:: Problem requirements ::
Single out the lines of the material that contain "this" and copy them.

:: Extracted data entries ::
..........

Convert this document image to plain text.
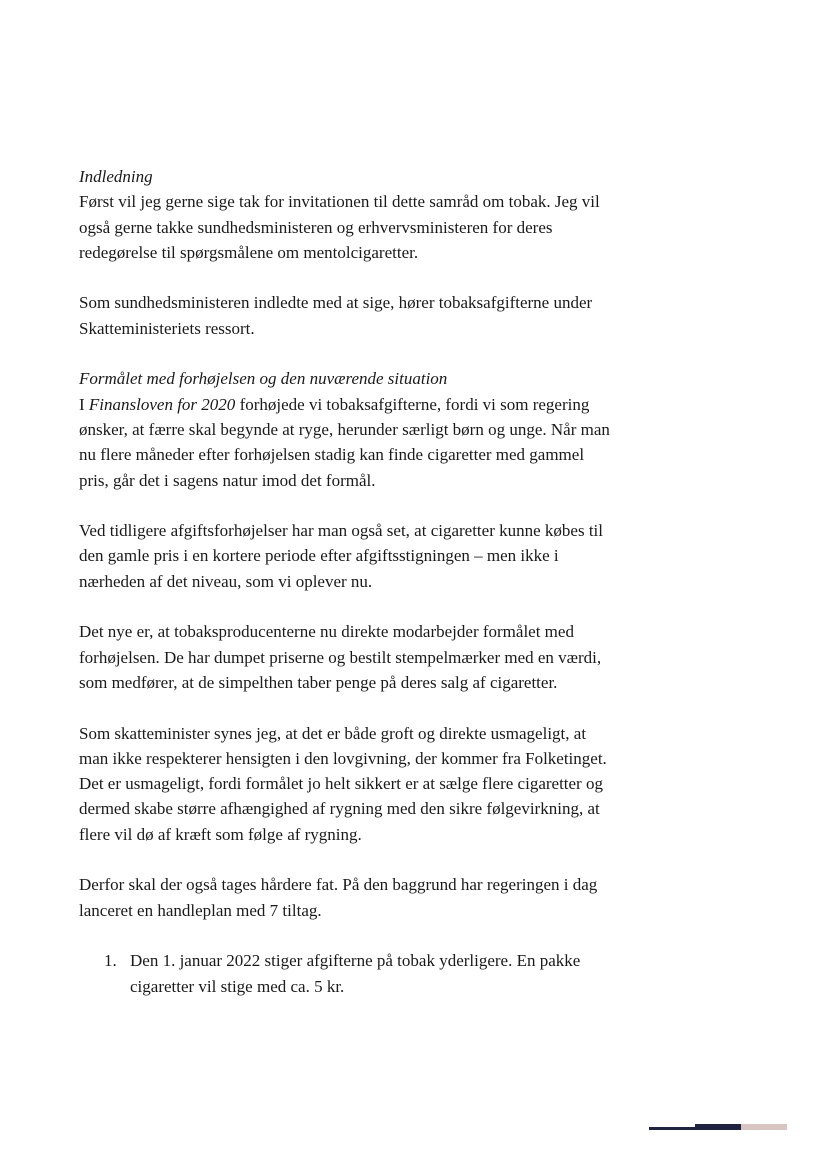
Indledning

Først vil jeg gerne sige tak for invitationen til dette samråd om tobak. Jeg vil også gerne takke sundhedsministeren og erhvervsministeren for deres redegørelse til spørgsmålene om mentolcigaretter.

Som sundhedsministeren indledte med at sige, hører tobaksafgifterne under Skatteministeriets ressort.

Formålet med forhøjelsen og den nuværende situation

I Finansloven for 2020 forhøjede vi tobaksafgifterne, fordi vi som regering ønsker, at færre skal begynde at ryge, herunder særligt børn og unge. Når man nu flere måneder efter forhøjelsen stadig kan finde cigaretter med gammel pris, går det i sagens natur imod det formål.

Ved tidligere afgiftsforhøjelser har man også set, at cigaretter kunne købes til den gamle pris i en kortere periode efter afgiftsstigningen – men ikke i nærheden af det niveau, som vi oplever nu.

Det nye er, at tobaksproducenterne nu direkte modarbejder formålet med forhøjelsen. De har dumpet priserne og bestilt stempelmærker med en værdi, som medfører, at de simpelthen taber penge på deres salg af cigaretter.

Som skatteminister synes jeg, at det er både groft og direkte usmageligt, at man ikke respekterer hensigten i den lovgivning, der kommer fra Folketinget. Det er usmageligt, fordi formålet jo helt sikkert er at sælge flere cigaretter og dermed skabe større afhængighed af rygning med den sikre følgevirkning, at flere vil dø af kræft som følge af rygning.

Derfor skal der også tages hårdere fat. På den baggrund har regeringen i dag lanceret en handleplan med 7 tiltag.

1. Den 1. januar 2022 stiger afgifterne på tobak yderligere. En pakke cigaretter vil stige med ca. 5 kr.
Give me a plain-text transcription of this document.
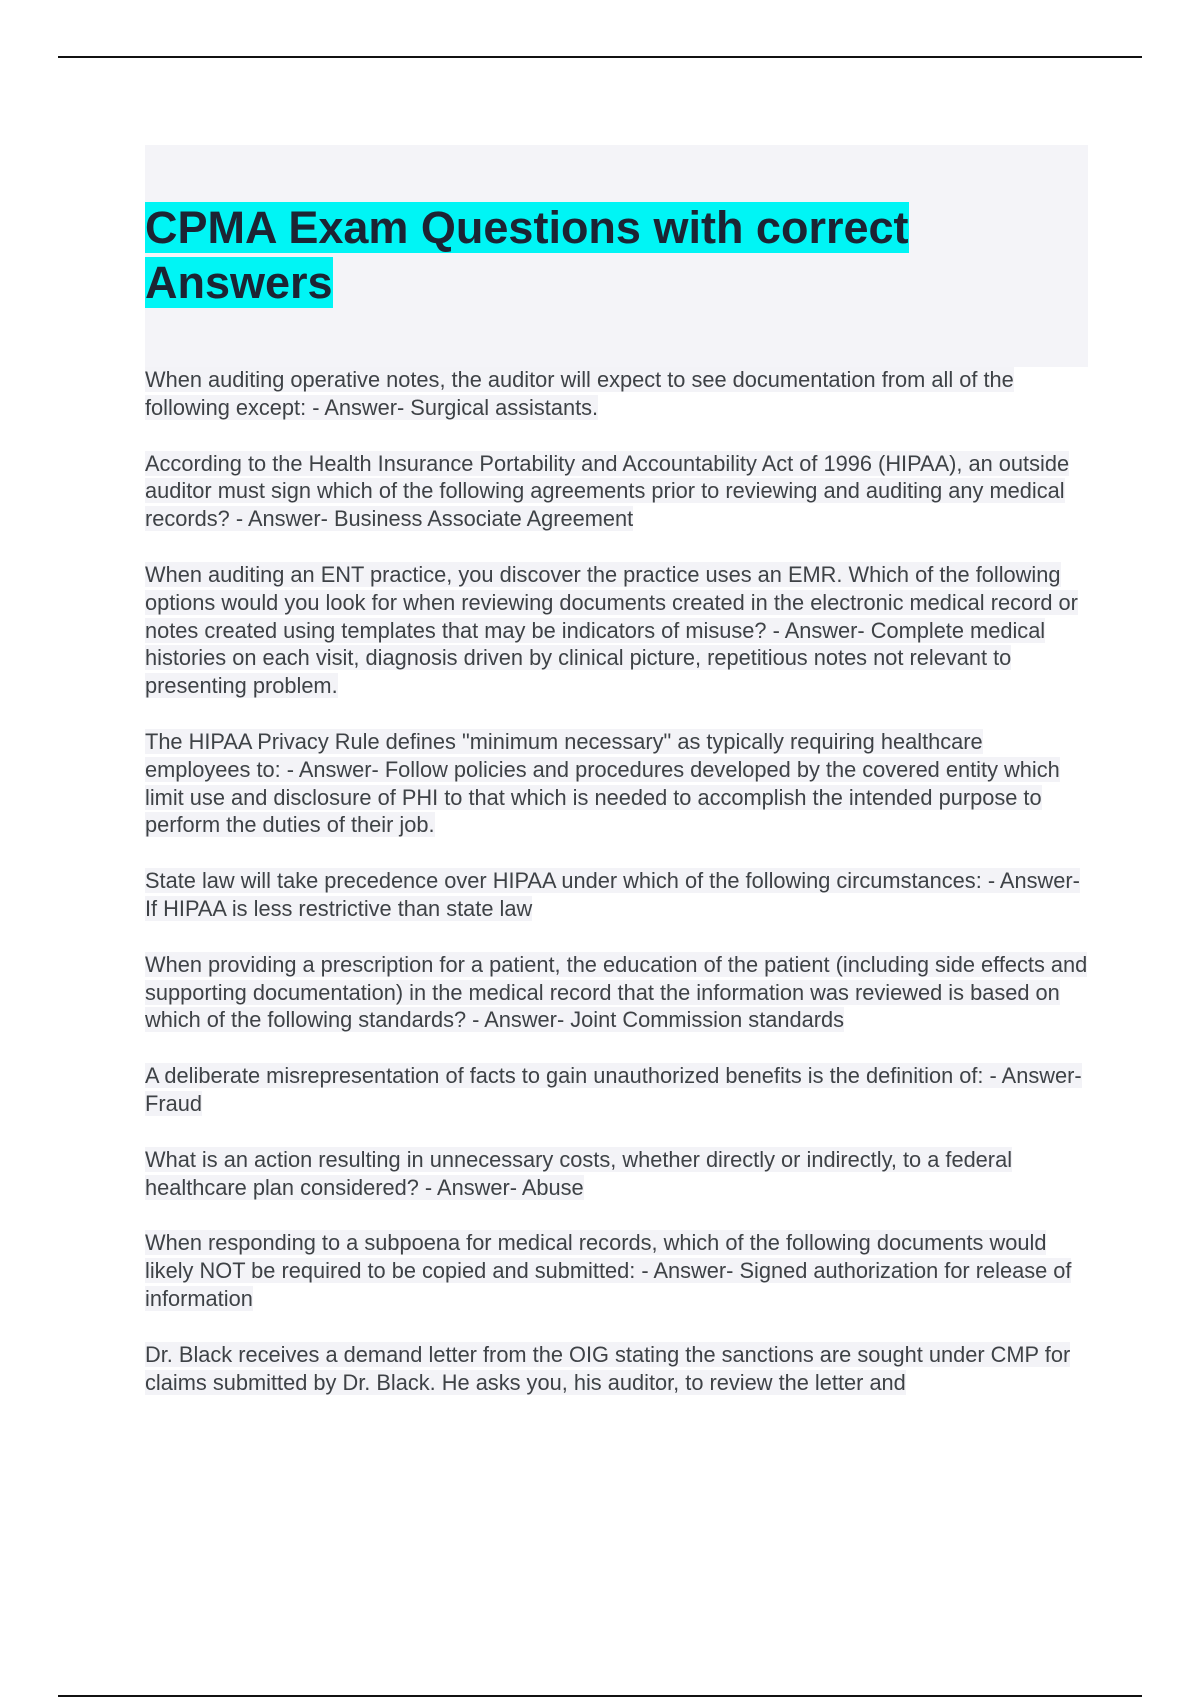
CPMA Exam Questions with correct Answers

When auditing operative notes, the auditor will expect to see documentation from all of the following except: - Answer- Surgical assistants.

According to the Health Insurance Portability and Accountability Act of 1996 (HIPAA), an outside auditor must sign which of the following agreements prior to reviewing and auditing any medical records? - Answer- Business Associate Agreement

When auditing an ENT practice, you discover the practice uses an EMR. Which of the following options would you look for when reviewing documents created in the electronic medical record or notes created using templates that may be indicators of misuse? - Answer- Complete medical histories on each visit, diagnosis driven by clinical picture, repetitious notes not relevant to presenting problem.

The HIPAA Privacy Rule defines "minimum necessary" as typically requiring healthcare employees to: - Answer- Follow policies and procedures developed by the covered entity which limit use and disclosure of PHI to that which is needed to accomplish the intended purpose to perform the duties of their job.

State law will take precedence over HIPAA under which of the following circumstances: - Answer- If HIPAA is less restrictive than state law

When providing a prescription for a patient, the education of the patient (including side effects and supporting documentation) in the medical record that the information was reviewed is based on which of the following standards? - Answer- Joint Commission standards

A deliberate misrepresentation of facts to gain unauthorized benefits is the definition of: - Answer- Fraud

What is an action resulting in unnecessary costs, whether directly or indirectly, to a federal healthcare plan considered? - Answer- Abuse

When responding to a subpoena for medical records, which of the following documents would likely NOT be required to be copied and submitted: - Answer- Signed authorization for release of information

Dr. Black receives a demand letter from the OIG stating the sanctions are sought under CMP for claims submitted by Dr. Black. He asks you, his auditor, to review the letter and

..........

:: The answer ::
Convert this document image to plain text.
Give me a plain-text transcription of this document.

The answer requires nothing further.